Instructions to follow ▸ Below are the entries; count the lines in them that contain the word "records" and give only the number.

Data ▸
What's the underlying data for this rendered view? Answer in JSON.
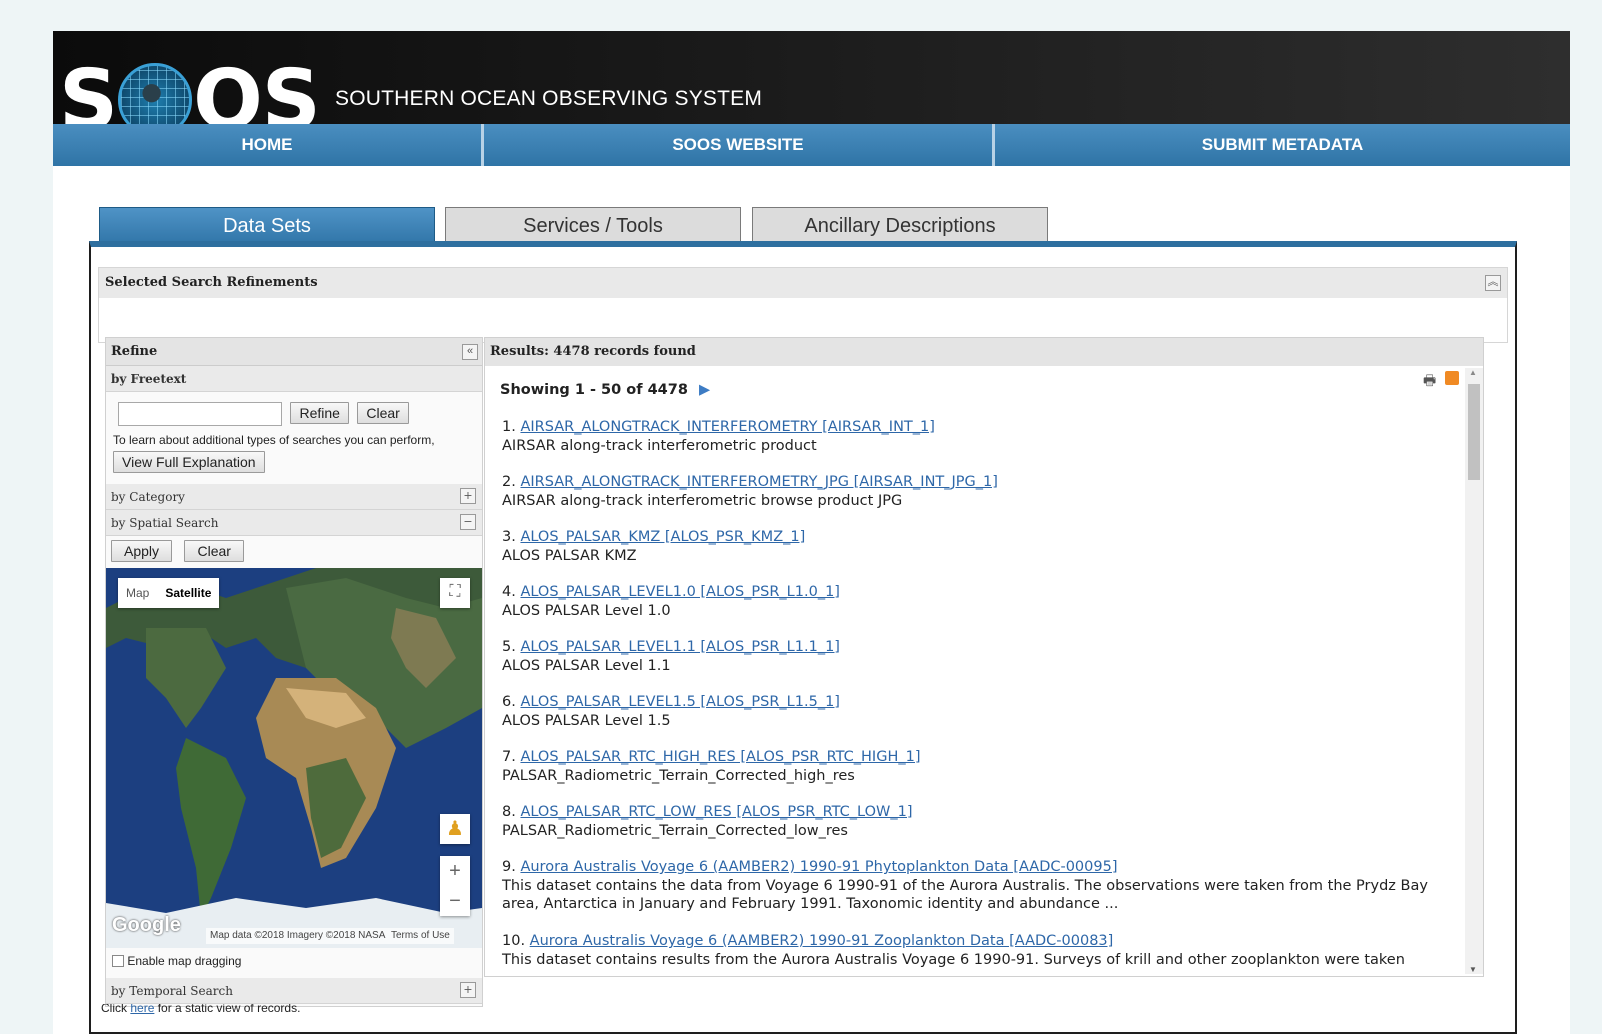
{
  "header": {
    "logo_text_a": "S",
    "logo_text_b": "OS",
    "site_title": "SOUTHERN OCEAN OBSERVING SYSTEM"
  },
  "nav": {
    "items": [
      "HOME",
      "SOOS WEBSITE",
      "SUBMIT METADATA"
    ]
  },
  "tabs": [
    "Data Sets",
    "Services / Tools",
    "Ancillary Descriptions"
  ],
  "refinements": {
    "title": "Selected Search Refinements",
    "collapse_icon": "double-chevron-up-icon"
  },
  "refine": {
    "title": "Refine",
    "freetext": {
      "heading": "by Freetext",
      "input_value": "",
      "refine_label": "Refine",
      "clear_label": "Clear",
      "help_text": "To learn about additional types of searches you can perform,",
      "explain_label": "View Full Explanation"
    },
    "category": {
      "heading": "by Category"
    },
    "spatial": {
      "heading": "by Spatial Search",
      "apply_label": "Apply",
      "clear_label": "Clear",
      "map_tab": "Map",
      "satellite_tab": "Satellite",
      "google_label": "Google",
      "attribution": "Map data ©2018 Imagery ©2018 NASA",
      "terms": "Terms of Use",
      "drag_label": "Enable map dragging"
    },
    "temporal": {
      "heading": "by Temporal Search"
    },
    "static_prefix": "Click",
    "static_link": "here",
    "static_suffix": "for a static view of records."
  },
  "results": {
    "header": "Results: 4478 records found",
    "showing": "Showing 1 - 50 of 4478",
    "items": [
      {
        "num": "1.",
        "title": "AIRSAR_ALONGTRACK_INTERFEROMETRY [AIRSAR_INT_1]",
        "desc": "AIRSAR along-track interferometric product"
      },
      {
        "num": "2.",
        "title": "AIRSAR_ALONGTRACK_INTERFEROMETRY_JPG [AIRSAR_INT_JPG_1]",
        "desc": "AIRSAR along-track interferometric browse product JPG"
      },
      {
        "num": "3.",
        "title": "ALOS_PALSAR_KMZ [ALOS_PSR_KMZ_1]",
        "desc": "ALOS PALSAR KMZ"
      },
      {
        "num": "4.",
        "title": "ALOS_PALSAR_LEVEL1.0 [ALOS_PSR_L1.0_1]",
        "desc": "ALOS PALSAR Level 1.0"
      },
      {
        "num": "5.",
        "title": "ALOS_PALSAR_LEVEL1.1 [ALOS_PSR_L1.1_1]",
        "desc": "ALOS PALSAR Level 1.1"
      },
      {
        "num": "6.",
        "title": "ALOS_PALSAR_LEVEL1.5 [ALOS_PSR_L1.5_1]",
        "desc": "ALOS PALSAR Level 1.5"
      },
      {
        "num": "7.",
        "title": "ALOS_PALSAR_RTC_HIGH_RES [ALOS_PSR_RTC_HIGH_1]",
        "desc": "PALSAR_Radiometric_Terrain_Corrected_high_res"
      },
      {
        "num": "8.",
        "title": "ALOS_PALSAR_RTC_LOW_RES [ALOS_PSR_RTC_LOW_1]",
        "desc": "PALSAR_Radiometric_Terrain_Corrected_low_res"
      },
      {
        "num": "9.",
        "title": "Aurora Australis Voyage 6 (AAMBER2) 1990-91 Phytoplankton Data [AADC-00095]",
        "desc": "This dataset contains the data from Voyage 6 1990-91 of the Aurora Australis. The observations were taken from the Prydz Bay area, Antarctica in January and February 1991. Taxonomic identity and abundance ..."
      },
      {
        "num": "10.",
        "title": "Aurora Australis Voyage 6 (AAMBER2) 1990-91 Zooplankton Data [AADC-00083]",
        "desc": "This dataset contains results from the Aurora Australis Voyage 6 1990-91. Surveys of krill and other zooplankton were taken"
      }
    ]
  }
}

---

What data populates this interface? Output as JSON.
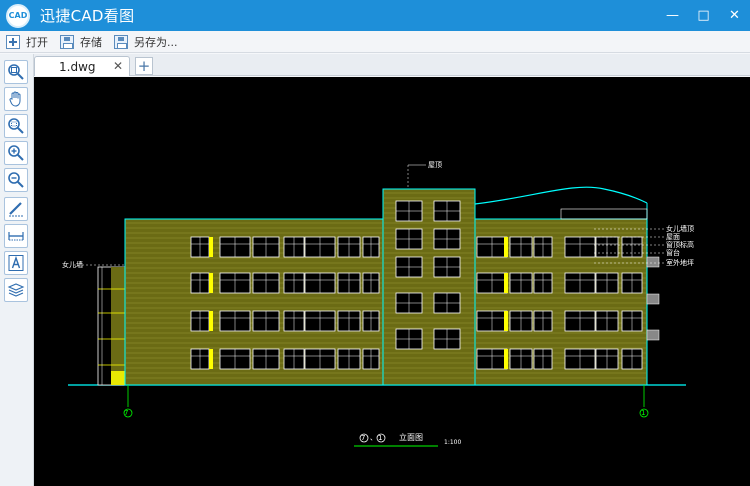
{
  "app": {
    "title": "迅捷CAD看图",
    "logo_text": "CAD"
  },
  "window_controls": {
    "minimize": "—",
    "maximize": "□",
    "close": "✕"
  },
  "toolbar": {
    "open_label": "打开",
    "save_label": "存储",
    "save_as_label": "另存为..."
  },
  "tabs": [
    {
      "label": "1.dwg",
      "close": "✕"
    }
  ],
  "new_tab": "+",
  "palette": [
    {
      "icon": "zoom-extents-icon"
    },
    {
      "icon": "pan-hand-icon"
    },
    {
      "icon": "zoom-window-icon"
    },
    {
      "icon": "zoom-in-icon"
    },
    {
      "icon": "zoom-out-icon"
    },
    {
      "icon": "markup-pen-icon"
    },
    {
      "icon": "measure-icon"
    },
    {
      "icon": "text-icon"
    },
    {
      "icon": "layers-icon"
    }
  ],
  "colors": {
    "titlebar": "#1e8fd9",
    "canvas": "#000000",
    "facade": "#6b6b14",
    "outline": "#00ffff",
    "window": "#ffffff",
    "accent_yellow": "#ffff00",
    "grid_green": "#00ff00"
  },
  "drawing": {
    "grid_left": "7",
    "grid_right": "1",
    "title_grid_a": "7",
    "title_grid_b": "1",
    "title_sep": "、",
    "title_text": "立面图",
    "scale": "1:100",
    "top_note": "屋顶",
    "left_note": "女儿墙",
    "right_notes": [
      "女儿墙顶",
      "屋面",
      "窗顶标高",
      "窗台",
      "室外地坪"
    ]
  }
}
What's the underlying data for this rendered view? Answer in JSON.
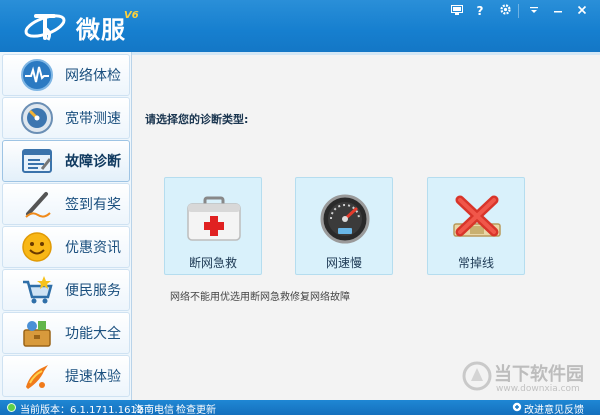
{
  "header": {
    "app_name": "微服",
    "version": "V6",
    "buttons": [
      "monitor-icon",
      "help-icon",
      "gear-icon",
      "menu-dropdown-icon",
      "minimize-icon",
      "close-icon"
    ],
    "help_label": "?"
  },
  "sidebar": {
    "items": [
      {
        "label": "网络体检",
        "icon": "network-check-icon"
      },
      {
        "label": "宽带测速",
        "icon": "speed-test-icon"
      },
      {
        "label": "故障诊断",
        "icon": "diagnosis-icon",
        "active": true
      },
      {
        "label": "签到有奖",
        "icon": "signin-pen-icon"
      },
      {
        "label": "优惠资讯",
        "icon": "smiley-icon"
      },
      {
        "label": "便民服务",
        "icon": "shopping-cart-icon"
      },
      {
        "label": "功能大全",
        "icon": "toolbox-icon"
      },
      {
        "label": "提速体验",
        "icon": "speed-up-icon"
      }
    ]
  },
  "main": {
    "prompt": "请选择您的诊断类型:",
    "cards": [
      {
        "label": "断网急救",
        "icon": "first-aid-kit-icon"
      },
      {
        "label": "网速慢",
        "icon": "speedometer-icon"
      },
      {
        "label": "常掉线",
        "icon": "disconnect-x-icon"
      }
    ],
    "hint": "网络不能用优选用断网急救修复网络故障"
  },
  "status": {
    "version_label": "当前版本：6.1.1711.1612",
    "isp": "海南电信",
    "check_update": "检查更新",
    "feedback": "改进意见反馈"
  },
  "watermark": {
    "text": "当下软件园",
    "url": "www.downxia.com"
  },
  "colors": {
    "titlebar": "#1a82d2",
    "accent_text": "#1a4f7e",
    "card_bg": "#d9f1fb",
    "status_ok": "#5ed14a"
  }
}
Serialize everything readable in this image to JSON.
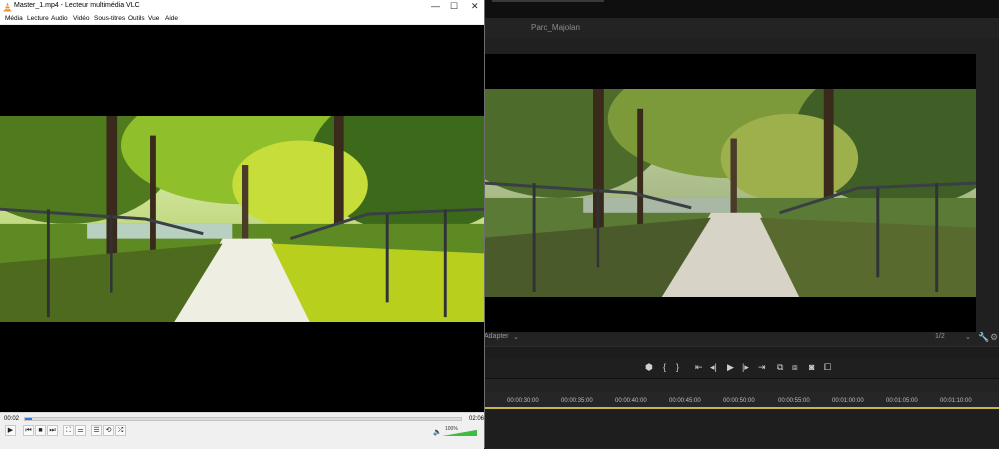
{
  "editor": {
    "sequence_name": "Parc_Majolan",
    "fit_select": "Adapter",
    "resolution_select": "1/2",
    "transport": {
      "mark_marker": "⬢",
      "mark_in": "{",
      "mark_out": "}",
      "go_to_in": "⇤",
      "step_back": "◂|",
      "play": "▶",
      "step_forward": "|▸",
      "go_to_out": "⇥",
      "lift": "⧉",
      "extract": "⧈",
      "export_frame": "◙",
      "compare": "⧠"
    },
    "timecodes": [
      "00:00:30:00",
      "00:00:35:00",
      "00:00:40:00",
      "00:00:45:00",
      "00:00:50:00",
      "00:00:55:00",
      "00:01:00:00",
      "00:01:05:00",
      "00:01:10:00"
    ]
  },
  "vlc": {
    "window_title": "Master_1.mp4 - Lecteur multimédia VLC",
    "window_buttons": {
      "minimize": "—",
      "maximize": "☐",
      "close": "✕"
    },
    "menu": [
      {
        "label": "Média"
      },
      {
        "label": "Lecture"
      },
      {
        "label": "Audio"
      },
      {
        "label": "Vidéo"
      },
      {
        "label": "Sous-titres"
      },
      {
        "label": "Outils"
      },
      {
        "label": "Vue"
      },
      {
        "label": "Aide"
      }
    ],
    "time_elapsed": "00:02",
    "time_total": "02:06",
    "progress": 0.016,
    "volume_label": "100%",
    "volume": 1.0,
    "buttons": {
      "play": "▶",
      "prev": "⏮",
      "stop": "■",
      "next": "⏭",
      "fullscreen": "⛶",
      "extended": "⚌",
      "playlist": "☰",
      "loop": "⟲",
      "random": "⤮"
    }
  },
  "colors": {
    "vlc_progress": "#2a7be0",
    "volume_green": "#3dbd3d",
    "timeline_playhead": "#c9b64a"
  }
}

==

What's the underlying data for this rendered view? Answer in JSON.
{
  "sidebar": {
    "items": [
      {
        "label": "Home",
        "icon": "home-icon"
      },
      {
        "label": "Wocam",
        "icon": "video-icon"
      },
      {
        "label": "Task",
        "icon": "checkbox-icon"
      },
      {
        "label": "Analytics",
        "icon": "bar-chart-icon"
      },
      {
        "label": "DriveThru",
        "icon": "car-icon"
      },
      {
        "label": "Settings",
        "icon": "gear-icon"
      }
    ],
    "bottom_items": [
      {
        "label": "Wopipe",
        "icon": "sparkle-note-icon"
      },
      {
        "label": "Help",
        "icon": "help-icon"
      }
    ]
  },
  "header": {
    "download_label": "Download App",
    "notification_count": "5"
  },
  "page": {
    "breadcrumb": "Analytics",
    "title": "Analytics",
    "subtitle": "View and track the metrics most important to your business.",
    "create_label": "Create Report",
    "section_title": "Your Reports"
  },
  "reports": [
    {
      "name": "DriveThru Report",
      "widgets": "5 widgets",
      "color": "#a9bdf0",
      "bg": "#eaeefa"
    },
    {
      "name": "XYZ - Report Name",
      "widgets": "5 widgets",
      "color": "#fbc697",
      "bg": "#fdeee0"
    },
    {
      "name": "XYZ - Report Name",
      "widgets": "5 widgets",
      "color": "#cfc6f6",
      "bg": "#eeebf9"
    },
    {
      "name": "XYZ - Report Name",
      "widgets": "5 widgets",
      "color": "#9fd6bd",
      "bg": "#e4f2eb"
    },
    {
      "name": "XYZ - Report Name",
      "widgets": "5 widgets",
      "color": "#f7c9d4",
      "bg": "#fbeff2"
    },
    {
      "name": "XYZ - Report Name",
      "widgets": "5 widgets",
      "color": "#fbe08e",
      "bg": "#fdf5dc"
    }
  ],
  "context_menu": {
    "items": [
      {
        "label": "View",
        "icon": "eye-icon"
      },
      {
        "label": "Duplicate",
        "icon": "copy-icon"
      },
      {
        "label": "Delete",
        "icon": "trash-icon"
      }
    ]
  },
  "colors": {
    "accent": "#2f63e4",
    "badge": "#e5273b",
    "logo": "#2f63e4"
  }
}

Exercise solution ▸ 2